- **What to work on**
All of the data below should be written out exactly.

- **Input for this task**
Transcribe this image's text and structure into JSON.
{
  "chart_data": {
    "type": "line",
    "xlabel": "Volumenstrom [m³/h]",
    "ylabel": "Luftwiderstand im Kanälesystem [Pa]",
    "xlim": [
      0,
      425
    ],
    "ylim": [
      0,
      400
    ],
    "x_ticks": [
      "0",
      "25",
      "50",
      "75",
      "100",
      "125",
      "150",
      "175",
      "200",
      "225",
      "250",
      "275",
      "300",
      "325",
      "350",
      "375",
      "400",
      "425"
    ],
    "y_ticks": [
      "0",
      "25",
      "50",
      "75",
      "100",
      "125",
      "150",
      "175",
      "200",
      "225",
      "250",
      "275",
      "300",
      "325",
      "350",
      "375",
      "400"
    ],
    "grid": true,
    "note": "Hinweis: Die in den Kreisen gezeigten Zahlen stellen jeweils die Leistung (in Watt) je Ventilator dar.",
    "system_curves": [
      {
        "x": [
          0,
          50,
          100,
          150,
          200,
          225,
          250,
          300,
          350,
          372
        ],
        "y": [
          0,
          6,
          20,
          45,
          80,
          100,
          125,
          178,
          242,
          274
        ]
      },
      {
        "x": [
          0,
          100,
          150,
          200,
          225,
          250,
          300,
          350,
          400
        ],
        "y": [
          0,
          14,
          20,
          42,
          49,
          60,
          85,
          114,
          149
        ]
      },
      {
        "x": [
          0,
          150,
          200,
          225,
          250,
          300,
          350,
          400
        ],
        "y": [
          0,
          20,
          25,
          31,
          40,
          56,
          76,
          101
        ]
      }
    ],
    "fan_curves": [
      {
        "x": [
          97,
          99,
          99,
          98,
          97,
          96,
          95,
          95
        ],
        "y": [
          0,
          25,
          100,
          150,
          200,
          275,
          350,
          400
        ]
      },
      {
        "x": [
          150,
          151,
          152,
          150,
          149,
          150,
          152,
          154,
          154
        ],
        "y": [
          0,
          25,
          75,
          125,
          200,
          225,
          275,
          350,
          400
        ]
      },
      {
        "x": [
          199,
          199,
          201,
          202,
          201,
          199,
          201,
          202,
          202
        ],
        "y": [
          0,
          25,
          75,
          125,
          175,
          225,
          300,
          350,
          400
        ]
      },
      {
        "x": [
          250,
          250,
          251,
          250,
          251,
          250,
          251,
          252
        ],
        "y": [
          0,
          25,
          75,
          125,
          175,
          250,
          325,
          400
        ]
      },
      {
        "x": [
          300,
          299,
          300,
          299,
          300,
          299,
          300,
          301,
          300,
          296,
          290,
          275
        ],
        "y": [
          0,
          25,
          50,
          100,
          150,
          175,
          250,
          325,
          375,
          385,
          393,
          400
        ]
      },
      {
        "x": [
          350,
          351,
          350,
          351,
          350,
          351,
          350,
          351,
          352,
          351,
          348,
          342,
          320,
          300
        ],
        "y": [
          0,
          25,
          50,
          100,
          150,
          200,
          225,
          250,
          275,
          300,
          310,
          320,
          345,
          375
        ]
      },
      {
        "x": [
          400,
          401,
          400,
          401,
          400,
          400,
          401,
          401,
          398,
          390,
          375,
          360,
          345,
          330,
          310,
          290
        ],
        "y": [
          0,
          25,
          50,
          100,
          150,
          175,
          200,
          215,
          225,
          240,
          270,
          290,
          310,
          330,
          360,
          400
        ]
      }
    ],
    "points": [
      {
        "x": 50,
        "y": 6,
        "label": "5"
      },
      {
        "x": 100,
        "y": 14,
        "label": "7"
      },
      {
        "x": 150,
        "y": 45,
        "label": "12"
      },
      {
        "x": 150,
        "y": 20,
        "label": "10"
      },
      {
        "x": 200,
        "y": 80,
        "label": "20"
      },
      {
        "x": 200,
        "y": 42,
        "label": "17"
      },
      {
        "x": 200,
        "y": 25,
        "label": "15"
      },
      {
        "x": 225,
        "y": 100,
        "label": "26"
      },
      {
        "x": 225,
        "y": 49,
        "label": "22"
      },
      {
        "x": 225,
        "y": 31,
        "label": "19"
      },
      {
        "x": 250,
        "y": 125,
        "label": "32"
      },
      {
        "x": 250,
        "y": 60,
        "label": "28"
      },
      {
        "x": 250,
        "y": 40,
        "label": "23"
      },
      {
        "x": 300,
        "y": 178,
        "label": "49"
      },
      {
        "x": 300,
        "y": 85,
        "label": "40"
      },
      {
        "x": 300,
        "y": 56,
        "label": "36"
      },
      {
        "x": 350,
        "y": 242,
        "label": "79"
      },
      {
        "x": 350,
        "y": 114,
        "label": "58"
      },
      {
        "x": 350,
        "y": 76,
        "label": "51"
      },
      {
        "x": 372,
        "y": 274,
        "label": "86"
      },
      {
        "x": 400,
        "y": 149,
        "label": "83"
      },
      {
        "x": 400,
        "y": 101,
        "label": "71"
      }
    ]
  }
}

- **Exercise response**
Transcribe this image's text and structure into JSON.
{
  "chart_data": {
    "type": "line",
    "xlabel": "Volumenstrom [m³/h]",
    "ylabel": "Luftwiderstand im Kanälesystem [Pa]",
    "xlim": [
      0,
      425
    ],
    "ylim": [
      0,
      400
    ],
    "x_ticks": [
      "0",
      "25",
      "50",
      "75",
      "100",
      "125",
      "150",
      "175",
      "200",
      "225",
      "250",
      "275",
      "300",
      "325",
      "350",
      "375",
      "400",
      "425"
    ],
    "y_ticks": [
      "0",
      "25",
      "50",
      "75",
      "100",
      "125",
      "150",
      "175",
      "200",
      "225",
      "250",
      "275",
      "300",
      "325",
      "350",
      "375",
      "400"
    ],
    "grid": true,
    "note": "Hinweis: Die in den Kreisen gezeigten Zahlen stellen jeweils die Leistung (in Watt) je Ventilator dar.",
    "system_curves": [
      {
        "x": [
          0,
          50,
          100,
          150,
          200,
          225,
          250,
          300,
          350,
          372
        ],
        "y": [
          0,
          6,
          20,
          45,
          80,
          100,
          125,
          178,
          242,
          274
        ]
      },
      {
        "x": [
          0,
          100,
          150,
          200,
          225,
          250,
          300,
          350,
          400
        ],
        "y": [
          0,
          14,
          20,
          42,
          49,
          60,
          85,
          114,
          149
        ]
      },
      {
        "x": [
          0,
          150,
          200,
          225,
          250,
          300,
          350,
          400
        ],
        "y": [
          0,
          20,
          25,
          31,
          40,
          56,
          76,
          101
        ]
      }
    ],
    "fan_curves": [
      {
        "x": [
          97,
          99,
          99,
          98,
          97,
          96,
          95,
          95
        ],
        "y": [
          0,
          25,
          100,
          150,
          200,
          275,
          350,
          400
        ]
      },
      {
        "x": [
          150,
          151,
          152,
          150,
          149,
          150,
          152,
          154,
          154
        ],
        "y": [
          0,
          25,
          75,
          125,
          200,
          225,
          275,
          350,
          400
        ]
      },
      {
        "x": [
          199,
          199,
          201,
          202,
          201,
          199,
          201,
          202,
          202
        ],
        "y": [
          0,
          25,
          75,
          125,
          175,
          225,
          300,
          350,
          400
        ]
      },
      {
        "x": [
          250,
          250,
          251,
          250,
          251,
          250,
          251,
          252
        ],
        "y": [
          0,
          25,
          75,
          125,
          175,
          250,
          325,
          400
        ]
      },
      {
        "x": [
          300,
          299,
          300,
          299,
          300,
          299,
          300,
          301,
          300,
          296,
          290,
          275
        ],
        "y": [
          0,
          25,
          50,
          100,
          150,
          175,
          250,
          325,
          375,
          385,
          393,
          400
        ]
      },
      {
        "x": [
          350,
          351,
          350,
          351,
          350,
          351,
          350,
          351,
          352,
          351,
          348,
          342,
          320,
          300
        ],
        "y": [
          0,
          25,
          50,
          100,
          150,
          200,
          225,
          250,
          275,
          300,
          310,
          320,
          345,
          375
        ]
      },
      {
        "x": [
          400,
          401,
          400,
          401,
          400,
          400,
          401,
          401,
          398,
          390,
          375,
          360,
          345,
          330,
          310,
          290
        ],
        "y": [
          0,
          25,
          50,
          100,
          150,
          175,
          200,
          215,
          225,
          240,
          270,
          290,
          310,
          330,
          360,
          400
        ]
      }
    ],
    "points": [
      {
        "x": 50,
        "y": 6,
        "label": "5"
      },
      {
        "x": 100,
        "y": 14,
        "label": "7"
      },
      {
        "x": 150,
        "y": 45,
        "label": "12"
      },
      {
        "x": 150,
        "y": 20,
        "label": "10"
      },
      {
        "x": 200,
        "y": 80,
        "label": "20"
      },
      {
        "x": 200,
        "y": 42,
        "label": "17"
      },
      {
        "x": 200,
        "y": 25,
        "label": "15"
      },
      {
        "x": 225,
        "y": 100,
        "label": "26"
      },
      {
        "x": 225,
        "y": 49,
        "label": "22"
      },
      {
        "x": 225,
        "y": 31,
        "label": "19"
      },
      {
        "x": 250,
        "y": 125,
        "label": "32"
      },
      {
        "x": 250,
        "y": 60,
        "label": "28"
      },
      {
        "x": 250,
        "y": 40,
        "label": "23"
      },
      {
        "x": 300,
        "y": 178,
        "label": "49"
      },
      {
        "x": 300,
        "y": 85,
        "label": "40"
      },
      {
        "x": 300,
        "y": 56,
        "label": "36"
      },
      {
        "x": 350,
        "y": 242,
        "label": "79"
      },
      {
        "x": 350,
        "y": 114,
        "label": "58"
      },
      {
        "x": 350,
        "y": 76,
        "label": "51"
      },
      {
        "x": 372,
        "y": 274,
        "label": "86"
      },
      {
        "x": 400,
        "y": 149,
        "label": "83"
      },
      {
        "x": 400,
        "y": 101,
        "label": "71"
      }
    ]
  }
}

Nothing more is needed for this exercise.